• Work instructions:
Copy out each line of the listing that has the word "Google" in it.
□ □ □
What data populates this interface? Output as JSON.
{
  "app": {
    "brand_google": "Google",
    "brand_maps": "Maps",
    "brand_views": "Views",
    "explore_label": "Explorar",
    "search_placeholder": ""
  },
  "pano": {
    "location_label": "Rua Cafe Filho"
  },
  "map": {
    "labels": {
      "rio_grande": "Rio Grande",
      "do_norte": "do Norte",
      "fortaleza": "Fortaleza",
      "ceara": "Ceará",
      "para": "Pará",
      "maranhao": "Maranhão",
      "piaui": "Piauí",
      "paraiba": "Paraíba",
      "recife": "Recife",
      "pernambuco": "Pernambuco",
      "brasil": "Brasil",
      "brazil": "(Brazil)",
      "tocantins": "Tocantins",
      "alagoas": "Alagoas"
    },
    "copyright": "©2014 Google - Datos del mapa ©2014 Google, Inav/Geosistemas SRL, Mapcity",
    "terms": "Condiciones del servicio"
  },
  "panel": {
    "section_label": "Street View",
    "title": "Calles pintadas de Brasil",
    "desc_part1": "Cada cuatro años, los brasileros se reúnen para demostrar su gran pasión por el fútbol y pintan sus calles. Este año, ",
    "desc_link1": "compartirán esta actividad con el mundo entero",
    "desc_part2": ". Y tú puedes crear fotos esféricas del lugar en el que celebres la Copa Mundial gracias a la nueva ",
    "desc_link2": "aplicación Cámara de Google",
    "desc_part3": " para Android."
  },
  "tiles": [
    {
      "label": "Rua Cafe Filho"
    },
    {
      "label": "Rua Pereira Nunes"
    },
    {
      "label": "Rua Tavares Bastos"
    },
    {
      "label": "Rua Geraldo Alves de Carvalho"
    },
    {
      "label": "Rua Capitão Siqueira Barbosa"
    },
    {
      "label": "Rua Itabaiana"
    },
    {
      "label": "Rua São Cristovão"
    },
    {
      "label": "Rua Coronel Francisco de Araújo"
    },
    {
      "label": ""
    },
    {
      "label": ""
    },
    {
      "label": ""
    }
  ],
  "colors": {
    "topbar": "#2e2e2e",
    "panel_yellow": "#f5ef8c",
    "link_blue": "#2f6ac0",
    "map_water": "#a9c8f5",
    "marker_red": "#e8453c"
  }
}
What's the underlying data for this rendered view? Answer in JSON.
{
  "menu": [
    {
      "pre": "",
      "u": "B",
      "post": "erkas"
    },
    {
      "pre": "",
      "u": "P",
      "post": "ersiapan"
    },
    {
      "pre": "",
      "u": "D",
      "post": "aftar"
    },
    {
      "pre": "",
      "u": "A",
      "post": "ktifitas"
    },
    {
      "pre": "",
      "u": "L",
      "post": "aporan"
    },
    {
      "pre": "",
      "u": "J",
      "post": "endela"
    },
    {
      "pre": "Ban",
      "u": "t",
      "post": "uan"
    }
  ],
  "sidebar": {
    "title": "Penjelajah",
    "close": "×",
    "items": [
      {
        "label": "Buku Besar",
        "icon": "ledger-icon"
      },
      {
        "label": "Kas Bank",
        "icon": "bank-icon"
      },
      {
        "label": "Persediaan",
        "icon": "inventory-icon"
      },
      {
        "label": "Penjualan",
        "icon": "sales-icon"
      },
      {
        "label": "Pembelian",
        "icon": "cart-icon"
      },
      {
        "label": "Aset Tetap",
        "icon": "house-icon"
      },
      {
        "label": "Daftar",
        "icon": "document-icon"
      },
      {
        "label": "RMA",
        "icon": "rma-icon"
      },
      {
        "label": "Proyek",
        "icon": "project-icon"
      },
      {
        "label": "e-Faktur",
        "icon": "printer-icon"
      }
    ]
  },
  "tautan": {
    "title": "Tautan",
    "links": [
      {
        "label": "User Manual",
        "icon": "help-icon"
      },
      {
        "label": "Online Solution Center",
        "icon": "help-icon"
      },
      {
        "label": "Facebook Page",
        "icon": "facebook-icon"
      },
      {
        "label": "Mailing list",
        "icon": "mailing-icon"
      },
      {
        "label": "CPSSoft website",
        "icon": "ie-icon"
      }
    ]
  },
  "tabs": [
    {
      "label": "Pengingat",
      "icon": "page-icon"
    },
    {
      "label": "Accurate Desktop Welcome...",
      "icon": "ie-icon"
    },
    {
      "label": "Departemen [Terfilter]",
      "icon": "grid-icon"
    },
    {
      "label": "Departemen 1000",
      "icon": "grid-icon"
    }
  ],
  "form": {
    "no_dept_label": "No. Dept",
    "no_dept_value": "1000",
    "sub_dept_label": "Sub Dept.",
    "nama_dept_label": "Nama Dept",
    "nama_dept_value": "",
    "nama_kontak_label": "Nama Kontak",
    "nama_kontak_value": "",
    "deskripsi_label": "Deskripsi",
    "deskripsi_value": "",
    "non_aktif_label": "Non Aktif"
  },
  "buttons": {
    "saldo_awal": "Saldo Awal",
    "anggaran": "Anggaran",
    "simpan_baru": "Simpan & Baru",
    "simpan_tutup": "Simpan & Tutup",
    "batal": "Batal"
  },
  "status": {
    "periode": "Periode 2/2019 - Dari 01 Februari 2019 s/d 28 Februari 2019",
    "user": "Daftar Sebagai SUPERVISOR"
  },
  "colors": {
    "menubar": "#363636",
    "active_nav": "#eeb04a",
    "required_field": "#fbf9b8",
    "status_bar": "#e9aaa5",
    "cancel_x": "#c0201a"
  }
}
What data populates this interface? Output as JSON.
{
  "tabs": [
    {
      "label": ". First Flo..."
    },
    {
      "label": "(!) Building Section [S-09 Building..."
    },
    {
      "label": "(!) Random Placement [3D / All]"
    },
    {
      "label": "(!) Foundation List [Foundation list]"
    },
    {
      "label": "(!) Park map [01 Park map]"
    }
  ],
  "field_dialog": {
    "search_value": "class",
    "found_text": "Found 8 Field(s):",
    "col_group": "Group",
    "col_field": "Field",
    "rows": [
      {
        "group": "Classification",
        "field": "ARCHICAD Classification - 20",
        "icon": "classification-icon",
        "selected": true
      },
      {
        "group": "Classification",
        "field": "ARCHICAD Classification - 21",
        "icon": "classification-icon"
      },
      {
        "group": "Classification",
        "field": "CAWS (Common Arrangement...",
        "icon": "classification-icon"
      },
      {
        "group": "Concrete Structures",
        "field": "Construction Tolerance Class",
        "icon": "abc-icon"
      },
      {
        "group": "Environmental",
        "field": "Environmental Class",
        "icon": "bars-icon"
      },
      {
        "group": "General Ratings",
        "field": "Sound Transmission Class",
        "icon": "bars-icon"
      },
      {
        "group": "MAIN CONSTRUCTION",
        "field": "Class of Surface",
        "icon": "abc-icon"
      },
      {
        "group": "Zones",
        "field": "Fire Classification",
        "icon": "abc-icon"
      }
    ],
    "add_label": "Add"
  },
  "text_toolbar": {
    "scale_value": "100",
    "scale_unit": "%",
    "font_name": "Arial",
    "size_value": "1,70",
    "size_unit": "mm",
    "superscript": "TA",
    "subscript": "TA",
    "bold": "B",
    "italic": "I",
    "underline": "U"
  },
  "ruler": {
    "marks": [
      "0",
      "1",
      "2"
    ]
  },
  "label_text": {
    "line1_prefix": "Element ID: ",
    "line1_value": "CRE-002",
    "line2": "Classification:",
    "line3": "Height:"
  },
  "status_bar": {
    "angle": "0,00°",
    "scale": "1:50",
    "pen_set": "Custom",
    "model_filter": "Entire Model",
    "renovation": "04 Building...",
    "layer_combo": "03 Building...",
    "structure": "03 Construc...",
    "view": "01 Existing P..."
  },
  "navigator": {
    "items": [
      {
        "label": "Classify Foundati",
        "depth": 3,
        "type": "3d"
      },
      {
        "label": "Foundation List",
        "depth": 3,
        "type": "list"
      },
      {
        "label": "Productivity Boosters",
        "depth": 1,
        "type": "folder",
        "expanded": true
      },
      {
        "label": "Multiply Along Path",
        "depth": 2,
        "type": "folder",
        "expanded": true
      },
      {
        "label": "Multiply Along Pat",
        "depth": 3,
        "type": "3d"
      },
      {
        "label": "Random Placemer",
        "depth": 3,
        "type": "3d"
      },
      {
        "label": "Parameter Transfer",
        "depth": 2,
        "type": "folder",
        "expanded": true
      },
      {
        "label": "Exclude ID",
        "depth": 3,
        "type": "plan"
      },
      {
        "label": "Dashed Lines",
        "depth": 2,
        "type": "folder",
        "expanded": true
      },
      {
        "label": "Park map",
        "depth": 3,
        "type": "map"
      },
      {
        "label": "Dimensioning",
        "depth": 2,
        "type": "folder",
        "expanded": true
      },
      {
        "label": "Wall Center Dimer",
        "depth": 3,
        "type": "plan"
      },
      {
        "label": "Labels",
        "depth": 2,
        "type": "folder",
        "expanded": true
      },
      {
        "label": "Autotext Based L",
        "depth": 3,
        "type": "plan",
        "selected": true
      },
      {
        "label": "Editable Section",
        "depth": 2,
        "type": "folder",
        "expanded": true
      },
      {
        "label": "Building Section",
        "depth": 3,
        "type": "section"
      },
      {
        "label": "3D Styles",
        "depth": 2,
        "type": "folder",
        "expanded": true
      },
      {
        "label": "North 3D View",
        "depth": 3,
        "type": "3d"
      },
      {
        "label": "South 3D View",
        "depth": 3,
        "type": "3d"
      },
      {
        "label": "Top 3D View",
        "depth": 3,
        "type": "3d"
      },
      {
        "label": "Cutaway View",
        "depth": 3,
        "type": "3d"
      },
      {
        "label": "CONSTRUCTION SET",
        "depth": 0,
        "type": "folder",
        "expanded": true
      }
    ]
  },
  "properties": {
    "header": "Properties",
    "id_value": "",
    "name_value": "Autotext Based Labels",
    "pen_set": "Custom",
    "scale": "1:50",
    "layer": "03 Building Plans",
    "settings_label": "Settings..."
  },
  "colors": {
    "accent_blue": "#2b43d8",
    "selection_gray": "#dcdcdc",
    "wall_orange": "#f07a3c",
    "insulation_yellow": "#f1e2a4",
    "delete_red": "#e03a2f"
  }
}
□ □ □
• Task response:
    "brand_google": "Google",
    "copyright": "©2014 Google - Datos del mapa ©2014 Google, Inav/Geosistemas SRL, Mapcity",
    "desc_link2": "aplicación Cámara de Google",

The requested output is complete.